» **EXERCISE DESCRIPTION**:
Your task is to copy every line of the entries that contains "පමණක".

(Excerpt from a dataset)
* * * * * * *
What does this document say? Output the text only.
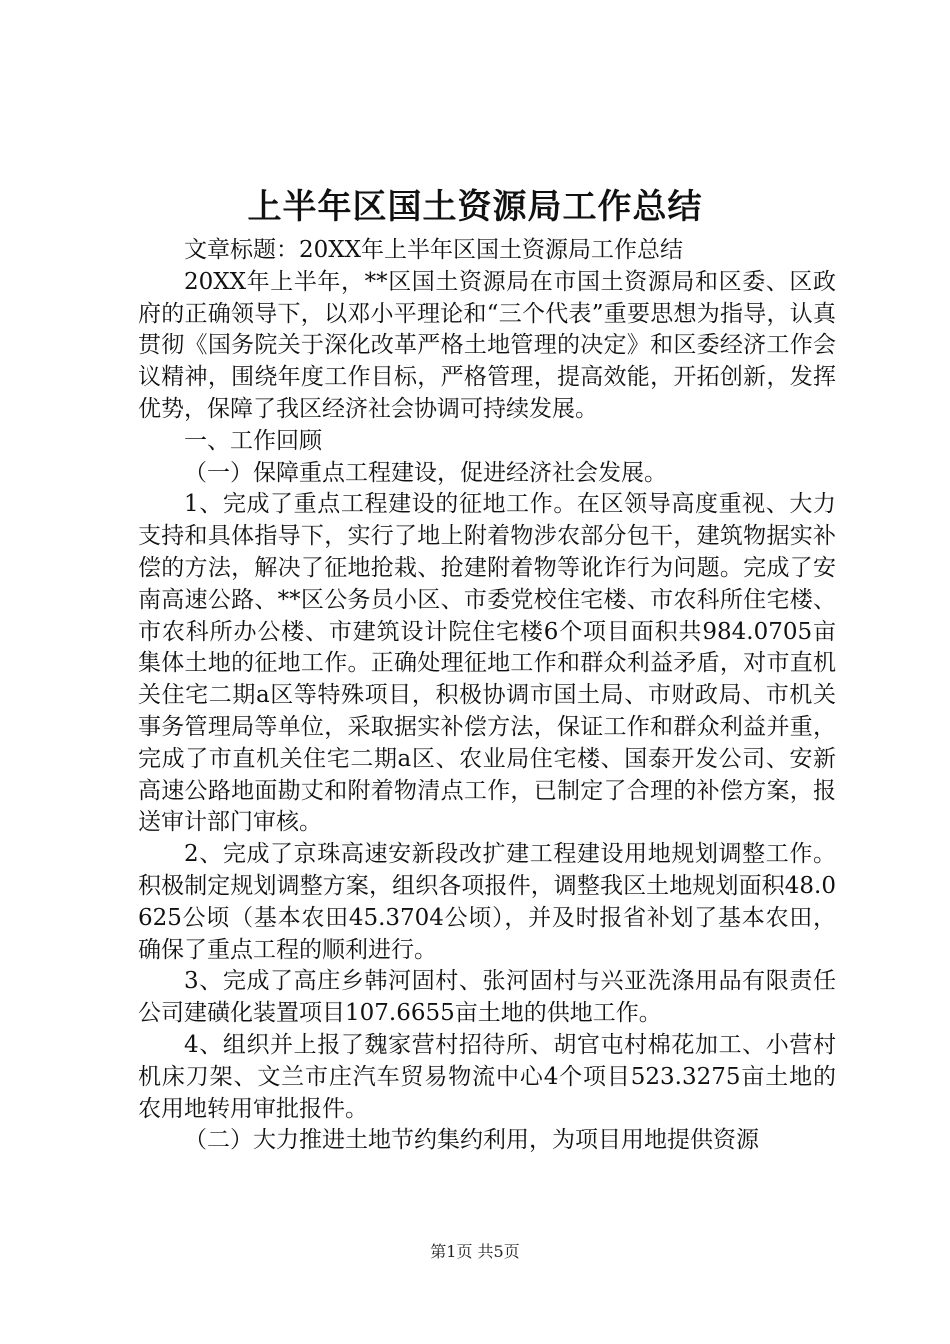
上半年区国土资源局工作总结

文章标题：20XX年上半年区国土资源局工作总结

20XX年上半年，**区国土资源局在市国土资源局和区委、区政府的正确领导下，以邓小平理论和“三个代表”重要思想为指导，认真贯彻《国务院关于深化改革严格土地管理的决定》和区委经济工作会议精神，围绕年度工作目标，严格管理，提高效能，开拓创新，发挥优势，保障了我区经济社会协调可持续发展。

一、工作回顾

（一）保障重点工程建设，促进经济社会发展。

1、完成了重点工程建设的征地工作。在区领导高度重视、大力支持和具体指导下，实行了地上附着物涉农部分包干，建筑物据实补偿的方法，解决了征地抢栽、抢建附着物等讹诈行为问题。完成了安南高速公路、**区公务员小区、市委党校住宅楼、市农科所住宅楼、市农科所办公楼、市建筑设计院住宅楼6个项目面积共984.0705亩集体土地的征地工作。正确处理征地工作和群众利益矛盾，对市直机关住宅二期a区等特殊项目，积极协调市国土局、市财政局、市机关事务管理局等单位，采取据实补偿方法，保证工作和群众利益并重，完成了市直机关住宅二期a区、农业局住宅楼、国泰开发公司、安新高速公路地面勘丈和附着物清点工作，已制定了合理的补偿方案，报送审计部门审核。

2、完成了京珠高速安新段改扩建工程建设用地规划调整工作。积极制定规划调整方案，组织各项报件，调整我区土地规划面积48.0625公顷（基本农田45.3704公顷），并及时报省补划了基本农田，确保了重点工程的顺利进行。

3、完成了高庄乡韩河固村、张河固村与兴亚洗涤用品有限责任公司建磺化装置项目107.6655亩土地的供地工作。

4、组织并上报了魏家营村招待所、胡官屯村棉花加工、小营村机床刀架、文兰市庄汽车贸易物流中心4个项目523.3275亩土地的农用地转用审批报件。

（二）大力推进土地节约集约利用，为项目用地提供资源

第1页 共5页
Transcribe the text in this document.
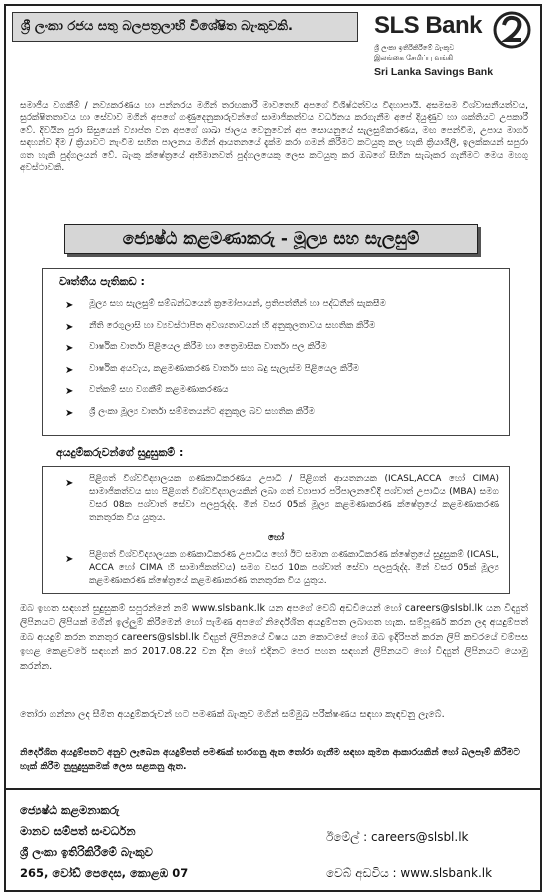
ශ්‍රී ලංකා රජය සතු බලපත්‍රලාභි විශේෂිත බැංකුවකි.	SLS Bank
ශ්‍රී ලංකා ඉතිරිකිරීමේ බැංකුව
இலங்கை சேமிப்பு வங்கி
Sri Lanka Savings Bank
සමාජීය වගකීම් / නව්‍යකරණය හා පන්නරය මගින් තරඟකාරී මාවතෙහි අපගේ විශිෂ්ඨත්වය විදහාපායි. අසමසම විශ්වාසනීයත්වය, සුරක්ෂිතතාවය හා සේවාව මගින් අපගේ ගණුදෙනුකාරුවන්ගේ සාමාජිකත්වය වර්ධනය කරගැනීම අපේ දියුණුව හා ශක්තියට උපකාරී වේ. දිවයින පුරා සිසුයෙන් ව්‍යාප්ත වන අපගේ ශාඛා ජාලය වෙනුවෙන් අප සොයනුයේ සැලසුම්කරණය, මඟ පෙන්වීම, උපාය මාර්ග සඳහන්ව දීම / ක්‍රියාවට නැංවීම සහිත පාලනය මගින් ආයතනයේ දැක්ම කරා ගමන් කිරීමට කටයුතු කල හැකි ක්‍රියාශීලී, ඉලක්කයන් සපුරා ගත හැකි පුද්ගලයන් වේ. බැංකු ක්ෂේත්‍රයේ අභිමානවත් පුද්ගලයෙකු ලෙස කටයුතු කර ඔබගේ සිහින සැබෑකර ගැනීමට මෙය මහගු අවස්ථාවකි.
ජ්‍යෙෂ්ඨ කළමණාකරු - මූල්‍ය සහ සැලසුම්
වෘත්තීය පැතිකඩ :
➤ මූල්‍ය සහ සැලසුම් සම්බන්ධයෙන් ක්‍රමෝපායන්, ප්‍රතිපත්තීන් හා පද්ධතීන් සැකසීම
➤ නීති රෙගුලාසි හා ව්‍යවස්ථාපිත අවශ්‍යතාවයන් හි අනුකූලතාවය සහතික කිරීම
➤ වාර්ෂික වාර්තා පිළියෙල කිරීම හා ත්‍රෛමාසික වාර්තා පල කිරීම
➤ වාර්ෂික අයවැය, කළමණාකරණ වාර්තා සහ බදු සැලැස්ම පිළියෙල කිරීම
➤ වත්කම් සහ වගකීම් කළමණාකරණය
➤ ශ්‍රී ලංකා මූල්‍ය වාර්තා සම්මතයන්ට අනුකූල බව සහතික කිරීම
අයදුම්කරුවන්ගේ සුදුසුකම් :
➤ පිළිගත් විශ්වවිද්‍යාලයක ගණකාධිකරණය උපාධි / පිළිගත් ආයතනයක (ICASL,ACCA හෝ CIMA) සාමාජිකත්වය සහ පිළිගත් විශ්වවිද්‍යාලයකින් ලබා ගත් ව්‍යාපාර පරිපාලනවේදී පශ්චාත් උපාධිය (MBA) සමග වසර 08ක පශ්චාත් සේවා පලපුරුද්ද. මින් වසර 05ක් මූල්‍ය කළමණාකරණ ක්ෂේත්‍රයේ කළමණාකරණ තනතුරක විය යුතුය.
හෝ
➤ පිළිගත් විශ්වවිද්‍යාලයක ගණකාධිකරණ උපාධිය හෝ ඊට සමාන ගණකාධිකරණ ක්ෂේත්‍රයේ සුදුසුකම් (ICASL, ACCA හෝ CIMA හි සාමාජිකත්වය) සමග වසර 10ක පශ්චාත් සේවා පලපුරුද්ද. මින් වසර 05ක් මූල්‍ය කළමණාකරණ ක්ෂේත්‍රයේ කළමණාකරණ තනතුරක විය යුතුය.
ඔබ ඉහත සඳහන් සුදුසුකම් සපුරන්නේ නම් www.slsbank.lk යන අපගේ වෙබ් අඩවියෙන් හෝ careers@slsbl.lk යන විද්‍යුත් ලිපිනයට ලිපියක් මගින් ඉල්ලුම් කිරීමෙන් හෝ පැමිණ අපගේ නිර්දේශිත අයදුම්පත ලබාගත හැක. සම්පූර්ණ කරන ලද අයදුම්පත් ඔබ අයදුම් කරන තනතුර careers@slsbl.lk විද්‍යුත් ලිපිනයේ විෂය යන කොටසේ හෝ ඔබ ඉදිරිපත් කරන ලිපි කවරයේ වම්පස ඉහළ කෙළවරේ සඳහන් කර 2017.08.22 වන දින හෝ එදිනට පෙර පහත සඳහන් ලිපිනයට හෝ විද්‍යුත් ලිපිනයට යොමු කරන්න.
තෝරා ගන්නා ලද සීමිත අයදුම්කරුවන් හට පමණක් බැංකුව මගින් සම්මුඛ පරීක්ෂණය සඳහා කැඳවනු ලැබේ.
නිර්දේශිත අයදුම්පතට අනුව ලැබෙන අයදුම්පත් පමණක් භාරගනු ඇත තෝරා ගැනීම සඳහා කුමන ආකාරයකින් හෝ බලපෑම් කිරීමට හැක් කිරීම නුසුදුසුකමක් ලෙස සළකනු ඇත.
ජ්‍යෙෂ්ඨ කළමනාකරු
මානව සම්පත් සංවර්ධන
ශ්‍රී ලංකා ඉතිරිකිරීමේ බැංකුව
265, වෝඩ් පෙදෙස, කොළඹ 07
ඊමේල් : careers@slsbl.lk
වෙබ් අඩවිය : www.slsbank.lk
* * * * * * *
» **THE ANSWER**:
තෝරා ගන්නා ලද සීමිත අයදුම්කරුවන් හට පමණක් බැංකුව මගින් සම්මුඛ පරීක්ෂණය සඳහා කැඳවනු ලැබේ.
නිර්දේශිත අයදුම්පතට අනුව ලැබෙන අයදුම්පත් පමණක් භාරගනු ඇත තෝරා ගැනීම සඳහා කුමන ආකාරයකින් හෝ බලපෑම් කිරීමට හැක් කිරීම නුසුදුසුකමක් ලෙස සළකනු ඇත.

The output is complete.